REQUIRED TASK
Write out each entry again. Keep every word exactly as it is.

──────── MATERIAL TO PROCESS

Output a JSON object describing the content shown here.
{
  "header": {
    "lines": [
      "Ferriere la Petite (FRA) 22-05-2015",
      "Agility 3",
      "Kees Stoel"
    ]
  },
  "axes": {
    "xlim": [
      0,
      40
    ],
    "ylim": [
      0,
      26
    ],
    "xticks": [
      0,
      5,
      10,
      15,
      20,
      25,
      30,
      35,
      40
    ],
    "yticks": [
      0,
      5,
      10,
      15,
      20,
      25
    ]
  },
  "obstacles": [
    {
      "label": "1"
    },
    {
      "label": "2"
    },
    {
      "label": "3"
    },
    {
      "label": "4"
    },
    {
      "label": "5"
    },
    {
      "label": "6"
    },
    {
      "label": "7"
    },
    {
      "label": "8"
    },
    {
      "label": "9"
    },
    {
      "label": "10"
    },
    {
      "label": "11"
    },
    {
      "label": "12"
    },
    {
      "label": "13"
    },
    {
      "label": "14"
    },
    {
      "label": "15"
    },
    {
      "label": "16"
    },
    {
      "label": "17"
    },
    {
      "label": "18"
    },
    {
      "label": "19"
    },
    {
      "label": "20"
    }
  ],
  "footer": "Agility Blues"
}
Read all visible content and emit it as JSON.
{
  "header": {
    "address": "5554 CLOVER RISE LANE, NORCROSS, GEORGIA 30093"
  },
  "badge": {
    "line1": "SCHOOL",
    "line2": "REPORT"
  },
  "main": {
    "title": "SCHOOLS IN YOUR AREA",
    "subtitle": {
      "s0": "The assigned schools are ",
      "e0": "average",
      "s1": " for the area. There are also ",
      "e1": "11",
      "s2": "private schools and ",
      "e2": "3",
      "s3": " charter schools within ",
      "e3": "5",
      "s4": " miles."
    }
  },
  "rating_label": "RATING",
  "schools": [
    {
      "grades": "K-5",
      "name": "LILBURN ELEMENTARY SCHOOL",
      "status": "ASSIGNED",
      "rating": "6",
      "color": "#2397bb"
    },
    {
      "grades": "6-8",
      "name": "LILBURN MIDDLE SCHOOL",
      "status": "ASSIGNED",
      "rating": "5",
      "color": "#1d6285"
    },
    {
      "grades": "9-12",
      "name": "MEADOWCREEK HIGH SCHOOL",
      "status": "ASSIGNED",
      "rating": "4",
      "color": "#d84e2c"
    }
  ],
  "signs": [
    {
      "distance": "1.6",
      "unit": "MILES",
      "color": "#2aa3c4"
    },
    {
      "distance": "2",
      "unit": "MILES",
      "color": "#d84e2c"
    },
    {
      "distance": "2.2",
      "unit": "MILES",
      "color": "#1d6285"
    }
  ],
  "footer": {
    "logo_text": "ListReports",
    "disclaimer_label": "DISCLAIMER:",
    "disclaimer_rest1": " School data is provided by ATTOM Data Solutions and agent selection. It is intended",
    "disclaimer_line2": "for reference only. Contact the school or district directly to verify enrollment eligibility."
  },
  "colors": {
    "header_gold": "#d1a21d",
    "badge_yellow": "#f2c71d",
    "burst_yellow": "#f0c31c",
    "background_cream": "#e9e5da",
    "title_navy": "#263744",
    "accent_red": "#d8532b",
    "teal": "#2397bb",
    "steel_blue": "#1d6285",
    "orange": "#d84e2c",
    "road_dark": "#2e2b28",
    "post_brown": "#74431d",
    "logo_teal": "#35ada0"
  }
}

────────────────

SOLUTION FOR THIS PROBLEM
Output a JSON object describing the content shown here.
{
  "header": {
    "lines": [
      "Ferriere la Petite (FRA) 22-05-2015",
      "Agility 3",
      "Kees Stoel"
    ]
  },
  "axes": {
    "xlim": [
      0,
      40
    ],
    "ylim": [
      0,
      26
    ],
    "xticks": [
      0,
      5,
      10,
      15,
      20,
      25,
      30,
      35,
      40
    ],
    "yticks": [
      0,
      5,
      10,
      15,
      20,
      25
    ]
  },
  "obstacles": [
    {
      "label": "1"
    },
    {
      "label": "2"
    },
    {
      "label": "3"
    },
    {
      "label": "4"
    },
    {
      "label": "5"
    },
    {
      "label": "6"
    },
    {
      "label": "7"
    },
    {
      "label": "8"
    },
    {
      "label": "9"
    },
    {
      "label": "10"
    },
    {
      "label": "11"
    },
    {
      "label": "12"
    },
    {
      "label": "13"
    },
    {
      "label": "14"
    },
    {
      "label": "15"
    },
    {
      "label": "16"
    },
    {
      "label": "17"
    },
    {
      "label": "18"
    },
    {
      "label": "19"
    },
    {
      "label": "20"
    }
  ],
  "footer": "Agility Blues"
}
Read all visible content and emit it as JSON.
{
  "header": {
    "address": "5554 CLOVER RISE LANE, NORCROSS, GEORGIA 30093"
  },
  "badge": {
    "line1": "SCHOOL",
    "line2": "REPORT"
  },
  "main": {
    "title": "SCHOOLS IN YOUR AREA",
    "subtitle": {
      "s0": "The assigned schools are ",
      "e0": "average",
      "s1": " for the area. There are also ",
      "e1": "11",
      "s2": "private schools and ",
      "e2": "3",
      "s3": " charter schools within ",
      "e3": "5",
      "s4": " miles."
    }
  },
  "rating_label": "RATING",
  "schools": [
    {
      "grades": "K-5",
      "name": "LILBURN ELEMENTARY SCHOOL",
      "status": "ASSIGNED",
      "rating": "6",
      "color": "#2397bb"
    },
    {
      "grades": "6-8",
      "name": "LILBURN MIDDLE SCHOOL",
      "status": "ASSIGNED",
      "rating": "5",
      "color": "#1d6285"
    },
    {
      "grades": "9-12",
      "name": "MEADOWCREEK HIGH SCHOOL",
      "status": "ASSIGNED",
      "rating": "4",
      "color": "#d84e2c"
    }
  ],
  "signs": [
    {
      "distance": "1.6",
      "unit": "MILES",
      "color": "#2aa3c4"
    },
    {
      "distance": "2",
      "unit": "MILES",
      "color": "#d84e2c"
    },
    {
      "distance": "2.2",
      "unit": "MILES",
      "color": "#1d6285"
    }
  ],
  "footer": {
    "logo_text": "ListReports",
    "disclaimer_label": "DISCLAIMER:",
    "disclaimer_rest1": " School data is provided by ATTOM Data Solutions and agent selection. It is intended",
    "disclaimer_line2": "for reference only. Contact the school or district directly to verify enrollment eligibility."
  },
  "colors": {
    "header_gold": "#d1a21d",
    "badge_yellow": "#f2c71d",
    "burst_yellow": "#f0c31c",
    "background_cream": "#e9e5da",
    "title_navy": "#263744",
    "accent_red": "#d8532b",
    "teal": "#2397bb",
    "steel_blue": "#1d6285",
    "orange": "#d84e2c",
    "road_dark": "#2e2b28",
    "post_brown": "#74431d",
    "logo_teal": "#35ada0"
  }
}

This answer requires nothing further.